Given exercise: Restate the records below word for word.

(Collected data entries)
-- start --
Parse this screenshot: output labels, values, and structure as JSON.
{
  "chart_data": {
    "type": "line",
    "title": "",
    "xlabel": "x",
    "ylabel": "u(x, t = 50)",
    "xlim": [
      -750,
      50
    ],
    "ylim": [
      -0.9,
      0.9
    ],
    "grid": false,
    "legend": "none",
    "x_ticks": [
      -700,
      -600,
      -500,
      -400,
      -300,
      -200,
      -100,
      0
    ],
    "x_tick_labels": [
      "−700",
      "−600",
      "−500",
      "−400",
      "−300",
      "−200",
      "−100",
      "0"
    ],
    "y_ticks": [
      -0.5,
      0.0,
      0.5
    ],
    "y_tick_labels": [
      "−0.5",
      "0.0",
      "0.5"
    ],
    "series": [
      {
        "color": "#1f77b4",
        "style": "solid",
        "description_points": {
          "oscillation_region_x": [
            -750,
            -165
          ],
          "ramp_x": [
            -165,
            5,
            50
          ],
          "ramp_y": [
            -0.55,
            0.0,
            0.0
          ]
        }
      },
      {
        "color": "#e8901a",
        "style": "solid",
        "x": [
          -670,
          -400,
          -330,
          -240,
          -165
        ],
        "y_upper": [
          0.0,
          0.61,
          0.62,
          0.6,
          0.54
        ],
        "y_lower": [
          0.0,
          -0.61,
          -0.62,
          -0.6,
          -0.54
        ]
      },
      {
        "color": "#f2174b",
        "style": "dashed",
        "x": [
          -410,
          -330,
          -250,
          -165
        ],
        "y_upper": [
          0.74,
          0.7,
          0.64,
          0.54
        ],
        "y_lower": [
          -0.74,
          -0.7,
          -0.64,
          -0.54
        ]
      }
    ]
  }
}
-- end --
Expected answer:
Parse this screenshot: output labels, values, and structure as JSON.
{
  "chart_data": {
    "type": "line",
    "title": "",
    "xlabel": "x",
    "ylabel": "u(x, t = 50)",
    "xlim": [
      -750,
      50
    ],
    "ylim": [
      -0.9,
      0.9
    ],
    "grid": false,
    "legend": "none",
    "x_ticks": [
      -700,
      -600,
      -500,
      -400,
      -300,
      -200,
      -100,
      0
    ],
    "x_tick_labels": [
      "−700",
      "−600",
      "−500",
      "−400",
      "−300",
      "−200",
      "−100",
      "0"
    ],
    "y_ticks": [
      -0.5,
      0.0,
      0.5
    ],
    "y_tick_labels": [
      "−0.5",
      "0.0",
      "0.5"
    ],
    "series": [
      {
        "color": "#1f77b4",
        "style": "solid",
        "description_points": {
          "oscillation_region_x": [
            -750,
            -165
          ],
          "ramp_x": [
            -165,
            5,
            50
          ],
          "ramp_y": [
            -0.55,
            0.0,
            0.0
          ]
        }
      },
      {
        "color": "#e8901a",
        "style": "solid",
        "x": [
          -670,
          -400,
          -330,
          -240,
          -165
        ],
        "y_upper": [
          0.0,
          0.61,
          0.62,
          0.6,
          0.54
        ],
        "y_lower": [
          0.0,
          -0.61,
          -0.62,
          -0.6,
          -0.54
        ]
      },
      {
        "color": "#f2174b",
        "style": "dashed",
        "x": [
          -410,
          -330,
          -250,
          -165
        ],
        "y_upper": [
          0.74,
          0.7,
          0.64,
          0.54
        ],
        "y_lower": [
          -0.74,
          -0.7,
          -0.64,
          -0.54
        ]
      }
    ]
  }
}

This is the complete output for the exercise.